The exercise: Each line below should be quoted exactly, please.

Data for the task:
┌────────

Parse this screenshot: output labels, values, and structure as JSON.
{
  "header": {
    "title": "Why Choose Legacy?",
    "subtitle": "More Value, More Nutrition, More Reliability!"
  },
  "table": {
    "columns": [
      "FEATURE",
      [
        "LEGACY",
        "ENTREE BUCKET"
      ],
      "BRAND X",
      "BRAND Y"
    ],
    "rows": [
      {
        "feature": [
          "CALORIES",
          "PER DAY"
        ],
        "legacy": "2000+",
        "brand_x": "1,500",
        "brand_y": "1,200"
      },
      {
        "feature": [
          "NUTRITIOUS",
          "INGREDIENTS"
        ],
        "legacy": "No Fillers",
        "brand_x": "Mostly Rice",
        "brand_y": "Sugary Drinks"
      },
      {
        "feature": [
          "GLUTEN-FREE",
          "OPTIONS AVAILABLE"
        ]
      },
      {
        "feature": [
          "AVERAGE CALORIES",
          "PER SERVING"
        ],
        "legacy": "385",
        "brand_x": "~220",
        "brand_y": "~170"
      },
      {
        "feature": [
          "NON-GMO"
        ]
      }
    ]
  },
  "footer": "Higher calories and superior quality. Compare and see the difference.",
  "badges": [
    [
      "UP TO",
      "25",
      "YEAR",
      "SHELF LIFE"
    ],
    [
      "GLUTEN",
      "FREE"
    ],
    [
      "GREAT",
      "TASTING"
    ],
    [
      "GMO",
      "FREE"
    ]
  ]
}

└────────

Result of the exercise:
Parse this screenshot: output labels, values, and structure as JSON.
{
  "header": {
    "title": "Why Choose Legacy?",
    "subtitle": "More Value, More Nutrition, More Reliability!"
  },
  "table": {
    "columns": [
      "FEATURE",
      [
        "LEGACY",
        "ENTREE BUCKET"
      ],
      "BRAND X",
      "BRAND Y"
    ],
    "rows": [
      {
        "feature": [
          "CALORIES",
          "PER DAY"
        ],
        "legacy": "2000+",
        "brand_x": "1,500",
        "brand_y": "1,200"
      },
      {
        "feature": [
          "NUTRITIOUS",
          "INGREDIENTS"
        ],
        "legacy": "No Fillers",
        "brand_x": "Mostly Rice",
        "brand_y": "Sugary Drinks"
      },
      {
        "feature": [
          "GLUTEN-FREE",
          "OPTIONS AVAILABLE"
        ]
      },
      {
        "feature": [
          "AVERAGE CALORIES",
          "PER SERVING"
        ],
        "legacy": "385",
        "brand_x": "~220",
        "brand_y": "~170"
      },
      {
        "feature": [
          "NON-GMO"
        ]
      }
    ]
  },
  "footer": "Higher calories and superior quality. Compare and see the difference.",
  "badges": [
    [
      "UP TO",
      "25",
      "YEAR",
      "SHELF LIFE"
    ],
    [
      "GLUTEN",
      "FREE"
    ],
    [
      "GREAT",
      "TASTING"
    ],
    [
      "GMO",
      "FREE"
    ]
  ]
}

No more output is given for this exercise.